• **给定练习 A**
判断下列三项陈述是否与这篇关于Flink与Kafka集成的文本相符:(i) 文中使用的Kafka版本为kafka_2.12-2.4.1;(ii) Flink 的 Kafka consumer 称为 FlinkKafkaProducer;(iii) 创建topic的命令将分区数设为3。每项回答“是”或“否”,并原样引用文本中起决定作用的字句。
• **给定练习 B**
照原样复述这篇关于Flink与Kafka集成的文本中的一段,从含有“bin/kafka-topics.sh --bootstrap-server bigdata-pro-m07:9092”的字句开始,到“1> (hibve,dsd)”之后结束。

• **引用段落**
Flink SQL与Kafka的集成

本文涉及的产品
RDS MySQL Serverless 基础系列,0.5-2RCU 50GB
实时计算 Flink 版,5000CU*H 3个月
云数据库 RDS MySQL,集群系列 2核4GB
推荐场景:
搭建个人博客
简介: 笔记

版本说明:

  • flink-1.12.1
  • kafka_2.12-2.4.1


(1)Flink Stream与Kafka的集成


添加maven依赖:

<dependency>
  <groupId>org.apache.flink</groupId>
  <artifactId>flink-connector-kafka_2.11</artifactId>
  <version>1.12.1</version>
</dependency>

测试Kafka Consumer:Flink 的 Kafka consumer 称为 FlinkKafkaConsumer。

package com.aikfk.flink.sql.kafka;
import org.apache.flink.api.common.functions.MapFunction;
import org.apache.flink.api.common.serialization.SimpleStringSchema;
import org.apache.flink.api.java.tuple.Tuple2;
import org.apache.flink.streaming.api.datastream.DataStream;
import org.apache.flink.streaming.api.environment.StreamExecutionEnvironment;
import org.apache.flink.streaming.connectors.kafka.FlinkKafkaConsumer;
import org.apache.flink.table.api.EnvironmentSettings;
import org.apache.flink.table.api.bridge.java.StreamTableEnvironment;
import java.util.Properties;
/**
 * @author :caizhengjie
 * @description:TODO
 * @date :2021/4/10 12:53 下午
 */
public class FlinkConnectKafka {
    public static void main(String[] args) throws Exception {
        // 1.准备环境
        StreamExecutionEnvironment env = StreamExecutionEnvironment.getExecutionEnvironment();
        // 2.创建TableEnvironment(Blink planner)
        EnvironmentSettings settings = EnvironmentSettings.newInstance().inStreamingMode().useBlinkPlanner().build();
        StreamTableEnvironment tableEnvironment = StreamTableEnvironment.create(env , settings);
        // Kafka Consumer
        Properties properties = new Properties();
        properties.setProperty("bootstrap.servers","bigdata-pro-m07:9092");
        // 消费者组(可以使用消费者组将若干个消费者组织到一起),共同消费Kafka中topic的数据
        // 每一个消费者需要指定一个消费者组,如果消费者的组名是一样的,表示这几个消费者是一个组中的
        properties.setProperty("group.id","kfk");
        // kafka数据源
        DataStream<String> dataStream = env.addSource(new FlinkKafkaConsumer<String>
                ("kfk", new SimpleStringSchema(), properties));
        dataStream.map(new MapFunction<String, Tuple2<String,String>>() {
            @Override
            public Tuple2<String,String> map(String line) throws Exception {
                String[] words = line.split(",");
                return new Tuple2<>(words[0],words[1]);
            }
        }).print();
        env.execute("kafka");
    }
}

创建topic:

bin/kafka-topics.sh --bootstrap-server bigdata-pro-m07:9092 --create --topic kfk --partitions 1 --replication-factor 1

创建生产者:

bin/kafka-console-producer.sh --broker-list bigdata-pro-m07:9092 --topic kfk

测试数据:

1> (hibve,dsd)

• **所示数据**
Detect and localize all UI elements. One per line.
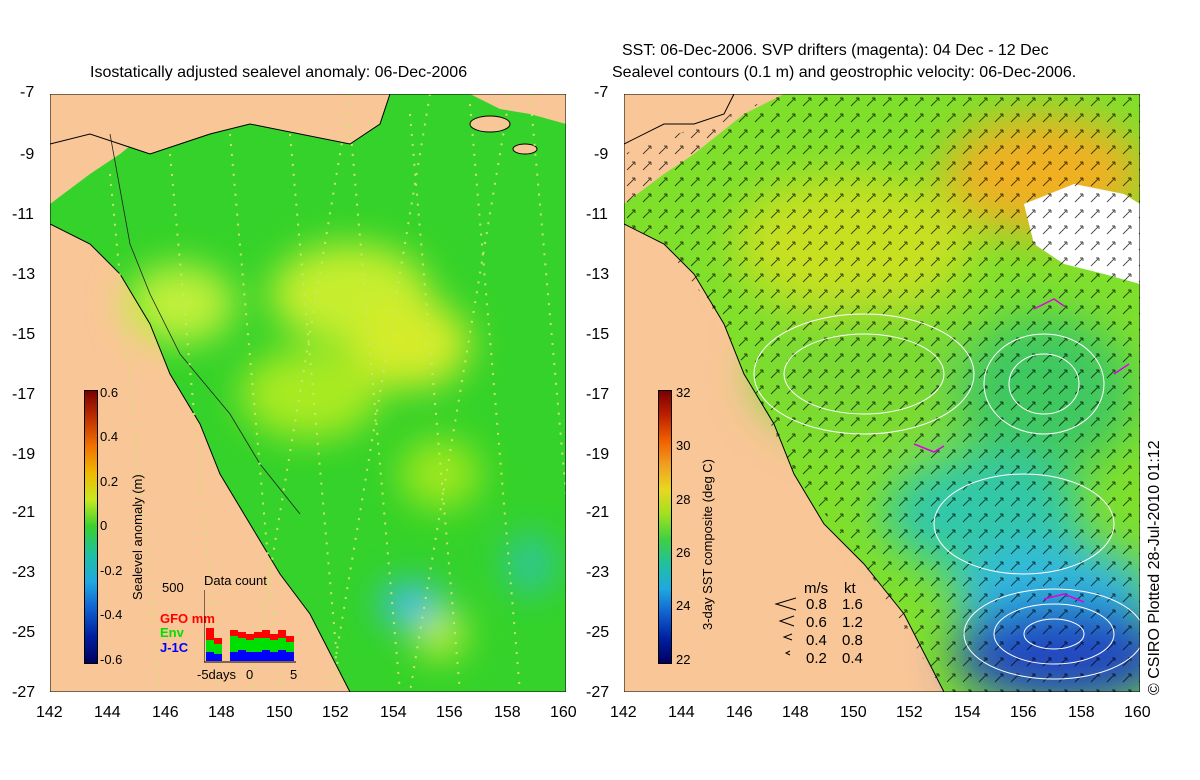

• **完整输出 A**
(i) 是。依据:“kafka_2.12-2.4.1”
(ii) 否。依据:“Flink 的 Kafka consumer 称为 FlinkKafkaConsumer。”
(iii) 否。依据:“--partitions 1”

• **完整输出 B**
bin/kafka-topics.sh --bootstrap-server bigdata-pro-m07:9092 --create --topic kfk --partitions 1 --replication-factor 1

创建生产者:

bin/kafka-console-producer.sh --broker-list bigdata-pro-m07:9092 --topic kfk

测试数据:

1> (hibve,dsd)